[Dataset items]
Begin

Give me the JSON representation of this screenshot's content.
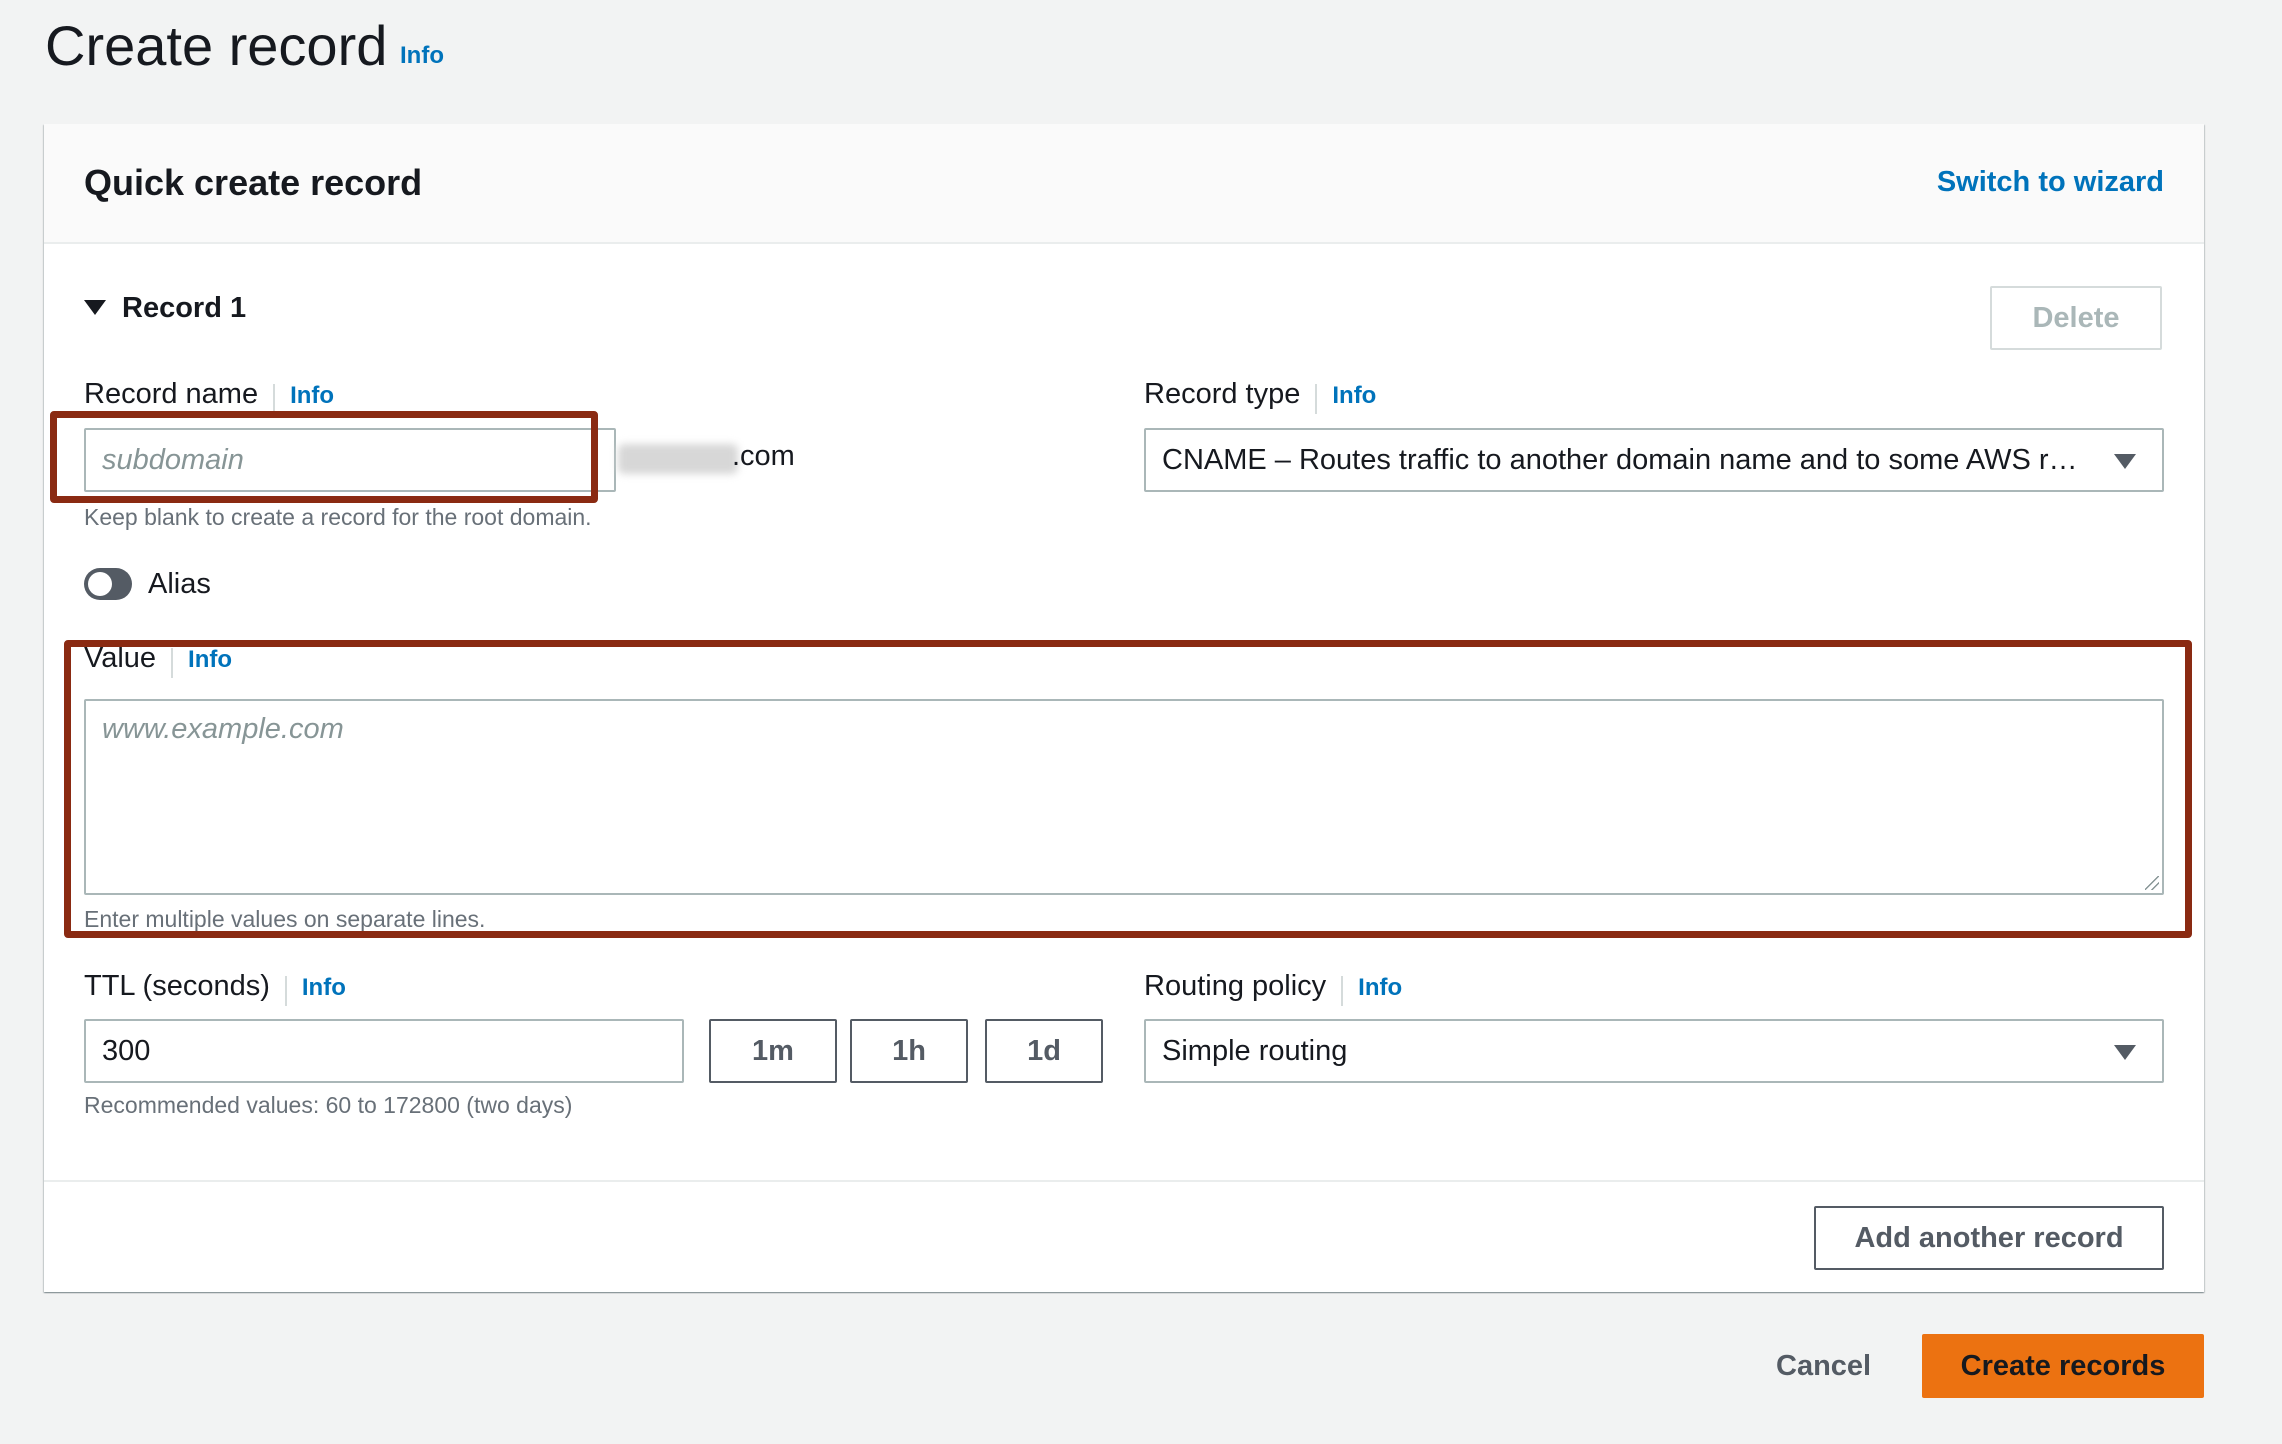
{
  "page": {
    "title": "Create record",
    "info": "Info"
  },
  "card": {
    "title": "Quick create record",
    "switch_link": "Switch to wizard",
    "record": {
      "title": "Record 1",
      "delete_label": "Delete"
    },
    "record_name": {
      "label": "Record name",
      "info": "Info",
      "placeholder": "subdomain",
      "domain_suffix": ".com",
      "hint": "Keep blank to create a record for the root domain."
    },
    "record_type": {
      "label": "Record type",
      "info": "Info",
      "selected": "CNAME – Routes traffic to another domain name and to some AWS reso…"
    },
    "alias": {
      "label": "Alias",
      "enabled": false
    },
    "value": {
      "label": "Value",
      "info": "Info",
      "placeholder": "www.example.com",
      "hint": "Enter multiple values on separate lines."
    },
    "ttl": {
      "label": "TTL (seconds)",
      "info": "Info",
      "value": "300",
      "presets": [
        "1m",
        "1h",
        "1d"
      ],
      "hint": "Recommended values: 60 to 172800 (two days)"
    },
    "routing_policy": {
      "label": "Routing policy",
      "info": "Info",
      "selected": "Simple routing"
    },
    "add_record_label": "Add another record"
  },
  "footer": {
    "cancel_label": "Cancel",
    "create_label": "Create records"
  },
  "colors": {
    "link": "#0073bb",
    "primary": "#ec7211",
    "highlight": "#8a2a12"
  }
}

End
Begin

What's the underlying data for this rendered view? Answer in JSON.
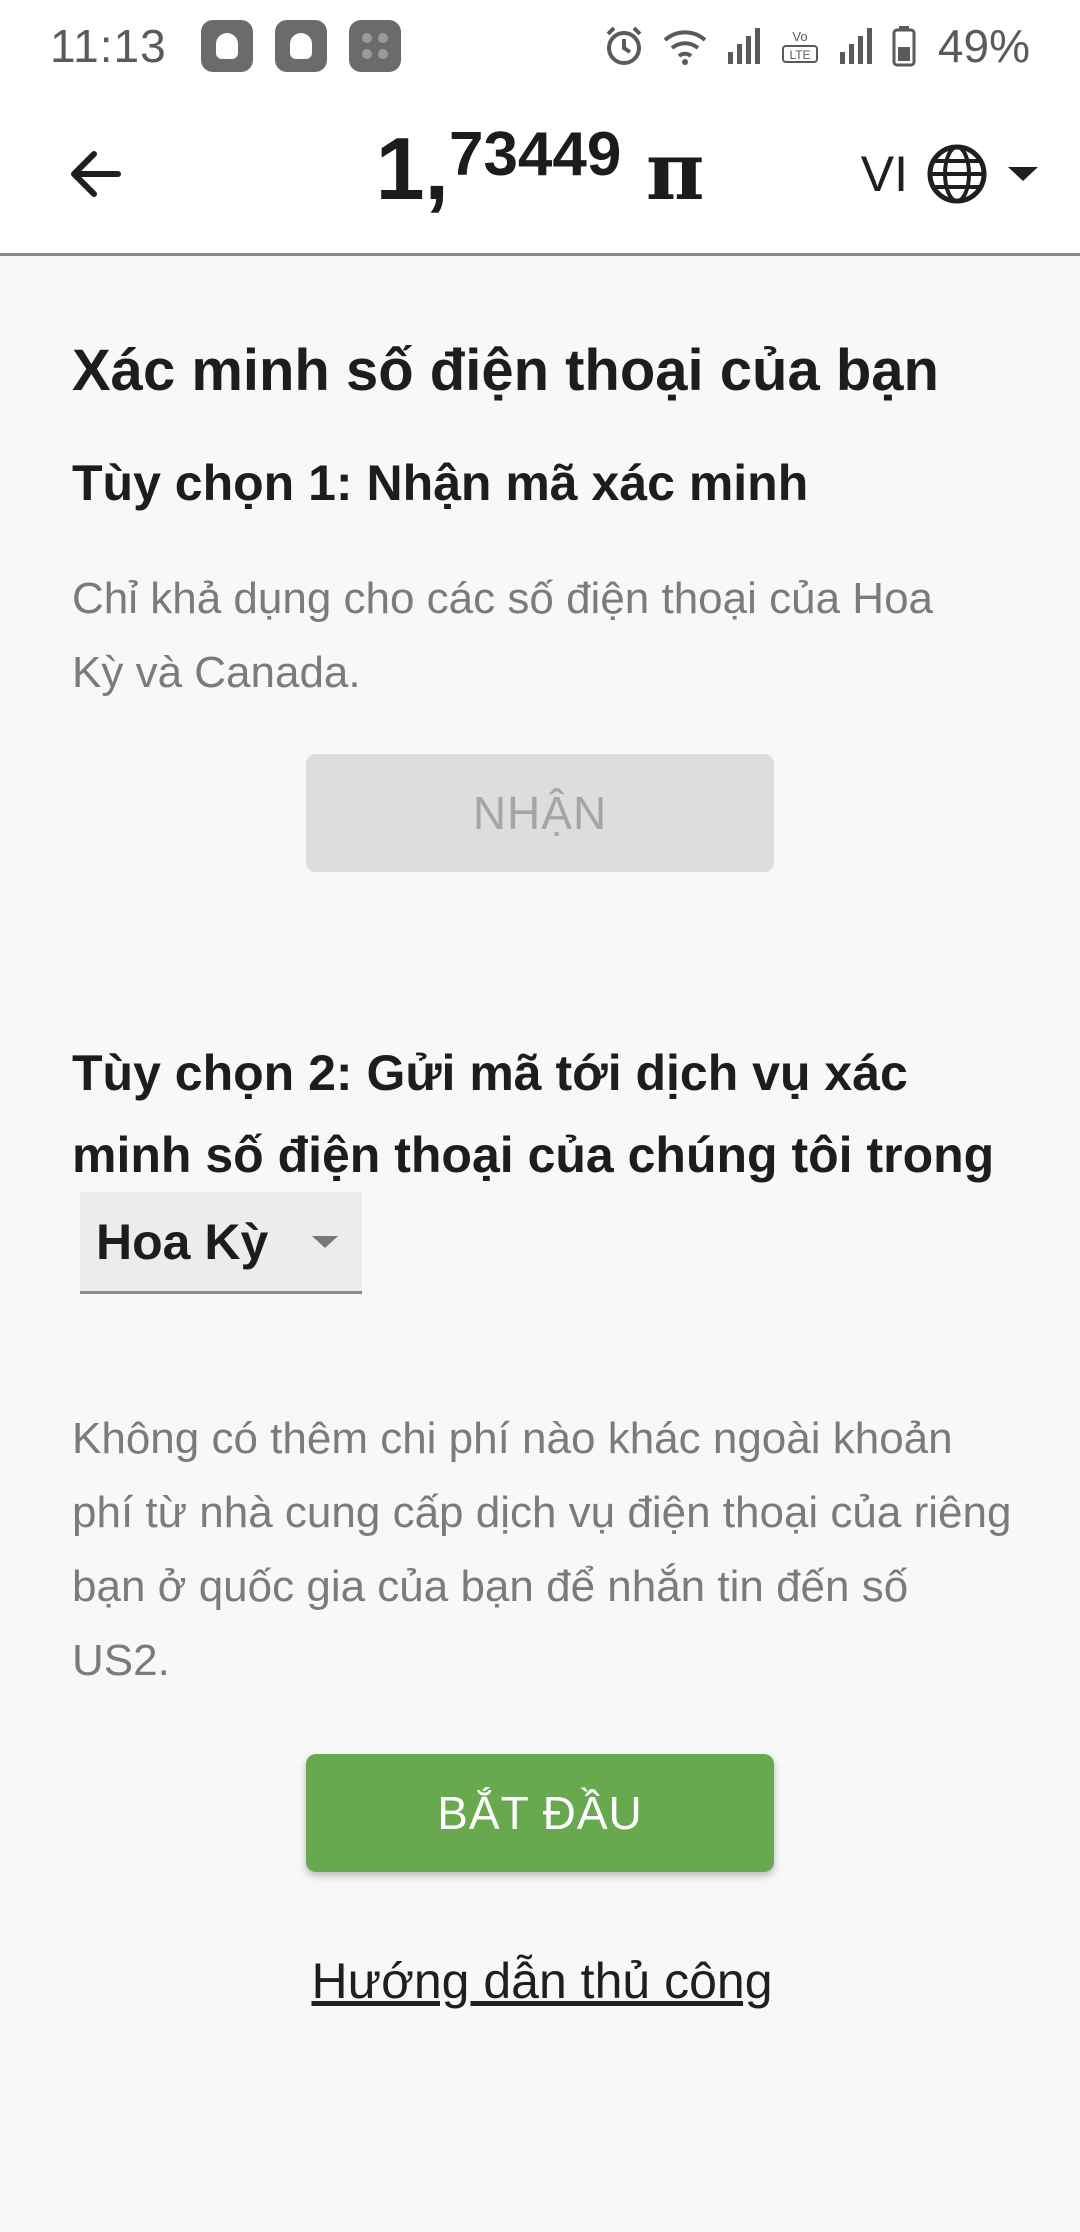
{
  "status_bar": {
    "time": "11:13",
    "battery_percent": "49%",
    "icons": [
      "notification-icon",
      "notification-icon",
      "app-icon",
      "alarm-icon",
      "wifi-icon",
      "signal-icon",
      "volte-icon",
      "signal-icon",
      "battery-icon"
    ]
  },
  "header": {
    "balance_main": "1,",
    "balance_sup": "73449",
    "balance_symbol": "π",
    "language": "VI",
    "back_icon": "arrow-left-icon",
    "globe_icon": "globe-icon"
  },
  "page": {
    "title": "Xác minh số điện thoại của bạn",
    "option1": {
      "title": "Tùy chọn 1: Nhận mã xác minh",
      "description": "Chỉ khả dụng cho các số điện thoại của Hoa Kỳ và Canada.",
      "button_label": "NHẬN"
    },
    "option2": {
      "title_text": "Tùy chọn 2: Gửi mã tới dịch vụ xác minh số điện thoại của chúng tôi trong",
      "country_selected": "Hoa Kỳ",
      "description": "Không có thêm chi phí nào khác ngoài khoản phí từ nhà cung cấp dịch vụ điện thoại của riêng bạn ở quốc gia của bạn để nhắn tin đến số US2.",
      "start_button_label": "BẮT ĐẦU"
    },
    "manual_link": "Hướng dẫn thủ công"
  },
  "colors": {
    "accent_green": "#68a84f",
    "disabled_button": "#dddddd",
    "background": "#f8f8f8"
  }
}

End

STATED GOAL >> Copy every line from the records above that contains the word "description".

EXERCISE RESPONSE >>
      "description": "Chỉ khả dụng cho các số điện thoại của Hoa Kỳ và Canada.",
      "description": "Không có thêm chi phí nào khác ngoài khoản phí từ nhà cung cấp dịch vụ điện thoại của riêng bạn ở quốc gia của bạn để nhắn tin đến số US2.",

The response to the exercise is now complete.